Set problem: Repeat the data below word for word, keeping every line unchanged.

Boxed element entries
.....

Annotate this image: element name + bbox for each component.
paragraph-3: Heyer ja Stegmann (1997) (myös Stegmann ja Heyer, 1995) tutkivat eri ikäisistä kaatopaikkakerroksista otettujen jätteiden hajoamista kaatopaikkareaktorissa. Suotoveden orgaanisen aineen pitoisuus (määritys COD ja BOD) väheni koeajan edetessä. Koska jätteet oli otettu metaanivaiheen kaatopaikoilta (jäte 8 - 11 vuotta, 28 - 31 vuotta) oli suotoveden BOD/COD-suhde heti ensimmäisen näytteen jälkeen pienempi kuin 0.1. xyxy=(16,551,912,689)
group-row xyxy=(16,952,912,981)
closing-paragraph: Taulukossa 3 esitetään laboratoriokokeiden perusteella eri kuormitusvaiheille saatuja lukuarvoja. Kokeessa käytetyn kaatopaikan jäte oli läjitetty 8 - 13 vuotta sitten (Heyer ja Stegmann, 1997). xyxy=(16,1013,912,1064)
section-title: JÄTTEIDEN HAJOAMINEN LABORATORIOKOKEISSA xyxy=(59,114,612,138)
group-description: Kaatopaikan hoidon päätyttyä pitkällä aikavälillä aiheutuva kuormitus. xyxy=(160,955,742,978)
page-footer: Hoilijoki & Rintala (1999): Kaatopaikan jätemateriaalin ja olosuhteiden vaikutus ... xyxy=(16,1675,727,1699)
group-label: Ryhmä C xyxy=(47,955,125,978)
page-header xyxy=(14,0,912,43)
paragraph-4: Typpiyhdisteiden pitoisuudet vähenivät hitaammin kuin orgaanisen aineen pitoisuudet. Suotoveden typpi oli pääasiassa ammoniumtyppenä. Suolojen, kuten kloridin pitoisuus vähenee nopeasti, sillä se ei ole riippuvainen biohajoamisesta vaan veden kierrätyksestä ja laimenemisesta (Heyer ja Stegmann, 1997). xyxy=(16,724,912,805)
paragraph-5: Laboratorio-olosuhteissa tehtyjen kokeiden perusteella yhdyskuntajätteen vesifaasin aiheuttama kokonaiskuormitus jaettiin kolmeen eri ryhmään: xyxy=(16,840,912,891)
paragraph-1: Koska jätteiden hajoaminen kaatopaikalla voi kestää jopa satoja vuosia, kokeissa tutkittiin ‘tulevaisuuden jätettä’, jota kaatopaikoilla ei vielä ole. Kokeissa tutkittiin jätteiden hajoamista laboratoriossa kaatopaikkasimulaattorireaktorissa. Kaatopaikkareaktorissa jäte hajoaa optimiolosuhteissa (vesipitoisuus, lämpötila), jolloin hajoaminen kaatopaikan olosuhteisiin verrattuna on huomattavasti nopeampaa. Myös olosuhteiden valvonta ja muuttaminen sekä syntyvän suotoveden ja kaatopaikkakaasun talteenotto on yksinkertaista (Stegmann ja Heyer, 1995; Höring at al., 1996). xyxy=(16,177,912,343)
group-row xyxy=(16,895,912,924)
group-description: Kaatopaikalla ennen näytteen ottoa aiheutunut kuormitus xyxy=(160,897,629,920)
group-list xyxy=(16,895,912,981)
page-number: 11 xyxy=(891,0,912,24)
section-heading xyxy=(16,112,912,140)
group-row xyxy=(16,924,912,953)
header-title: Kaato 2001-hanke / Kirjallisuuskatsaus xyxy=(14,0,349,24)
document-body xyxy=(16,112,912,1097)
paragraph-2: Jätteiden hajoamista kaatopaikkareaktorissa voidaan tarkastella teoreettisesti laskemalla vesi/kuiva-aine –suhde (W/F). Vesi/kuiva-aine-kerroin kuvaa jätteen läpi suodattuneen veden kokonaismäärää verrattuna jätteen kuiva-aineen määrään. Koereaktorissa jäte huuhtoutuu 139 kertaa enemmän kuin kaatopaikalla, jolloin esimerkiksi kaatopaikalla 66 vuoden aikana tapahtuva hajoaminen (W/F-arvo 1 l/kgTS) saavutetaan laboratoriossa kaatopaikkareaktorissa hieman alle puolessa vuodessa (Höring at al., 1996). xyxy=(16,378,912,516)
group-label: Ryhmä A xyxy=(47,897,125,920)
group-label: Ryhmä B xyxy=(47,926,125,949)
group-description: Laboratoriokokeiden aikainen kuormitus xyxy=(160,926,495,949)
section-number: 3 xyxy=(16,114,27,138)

.....

Result for this task:
Annotate this image: element name + bbox for each component.
paragraph-3: Heyer ja Stegmann (1997) (myös Stegmann ja Heyer, 1995) tutkivat eri ikäisistä kaatopaikkakerroksista otettujen jätteiden hajoamista kaatopaikkareaktorissa. Suotoveden orgaanisen aineen pitoisuus (määritys COD ja BOD) väheni koeajan edetessä. Koska jätteet oli otettu metaanivaiheen kaatopaikoilta (jäte 8 - 11 vuotta, 28 - 31 vuotta) oli suotoveden BOD/COD-suhde heti ensimmäisen näytteen jälkeen pienempi kuin 0.1. xyxy=(16,551,912,689)
group-row xyxy=(16,952,912,981)
closing-paragraph: Taulukossa 3 esitetään laboratoriokokeiden perusteella eri kuormitusvaiheille saatuja lukuarvoja. Kokeessa käytetyn kaatopaikan jäte oli läjitetty 8 - 13 vuotta sitten (Heyer ja Stegmann, 1997). xyxy=(16,1013,912,1064)
section-title: JÄTTEIDEN HAJOAMINEN LABORATORIOKOKEISSA xyxy=(59,114,612,138)
group-description: Kaatopaikan hoidon päätyttyä pitkällä aikavälillä aiheutuva kuormitus. xyxy=(160,955,742,978)
page-footer: Hoilijoki & Rintala (1999): Kaatopaikan jätemateriaalin ja olosuhteiden vaikutus ... xyxy=(16,1675,727,1699)
group-label: Ryhmä C xyxy=(47,955,125,978)
page-header xyxy=(14,0,912,43)
paragraph-4: Typpiyhdisteiden pitoisuudet vähenivät hitaammin kuin orgaanisen aineen pitoisuudet. Suotoveden typpi oli pääasiassa ammoniumtyppenä. Suolojen, kuten kloridin pitoisuus vähenee nopeasti, sillä se ei ole riippuvainen biohajoamisesta vaan veden kierrätyksestä ja laimenemisesta (Heyer ja Stegmann, 1997). xyxy=(16,724,912,805)
paragraph-5: Laboratorio-olosuhteissa tehtyjen kokeiden perusteella yhdyskuntajätteen vesifaasin aiheuttama kokonaiskuormitus jaettiin kolmeen eri ryhmään: xyxy=(16,840,912,891)
paragraph-1: Koska jätteiden hajoaminen kaatopaikalla voi kestää jopa satoja vuosia, kokeissa tutkittiin ‘tulevaisuuden jätettä’, jota kaatopaikoilla ei vielä ole. Kokeissa tutkittiin jätteiden hajoamista laboratoriossa kaatopaikkasimulaattorireaktorissa. Kaatopaikkareaktorissa jäte hajoaa optimiolosuhteissa (vesipitoisuus, lämpötila), jolloin hajoaminen kaatopaikan olosuhteisiin verrattuna on huomattavasti nopeampaa. Myös olosuhteiden valvonta ja muuttaminen sekä syntyvän suotoveden ja kaatopaikkakaasun talteenotto on yksinkertaista (Stegmann ja Heyer, 1995; Höring at al., 1996). xyxy=(16,177,912,343)
group-row xyxy=(16,895,912,924)
group-description: Kaatopaikalla ennen näytteen ottoa aiheutunut kuormitus xyxy=(160,897,629,920)
group-list xyxy=(16,895,912,981)
page-number: 11 xyxy=(891,0,912,24)
section-heading xyxy=(16,112,912,140)
group-row xyxy=(16,924,912,953)
header-title: Kaato 2001-hanke / Kirjallisuuskatsaus xyxy=(14,0,349,24)
document-body xyxy=(16,112,912,1097)
paragraph-2: Jätteiden hajoamista kaatopaikkareaktorissa voidaan tarkastella teoreettisesti laskemalla vesi/kuiva-aine –suhde (W/F). Vesi/kuiva-aine-kerroin kuvaa jätteen läpi suodattuneen veden kokonaismäärää verrattuna jätteen kuiva-aineen määrään. Koereaktorissa jäte huuhtoutuu 139 kertaa enemmän kuin kaatopaikalla, jolloin esimerkiksi kaatopaikalla 66 vuoden aikana tapahtuva hajoaminen (W/F-arvo 1 l/kgTS) saavutetaan laboratoriossa kaatopaikkareaktorissa hieman alle puolessa vuodessa (Höring at al., 1996). xyxy=(16,378,912,516)
group-label: Ryhmä A xyxy=(47,897,125,920)
group-label: Ryhmä B xyxy=(47,926,125,949)
group-description: Laboratoriokokeiden aikainen kuormitus xyxy=(160,926,495,949)
section-number: 3 xyxy=(16,114,27,138)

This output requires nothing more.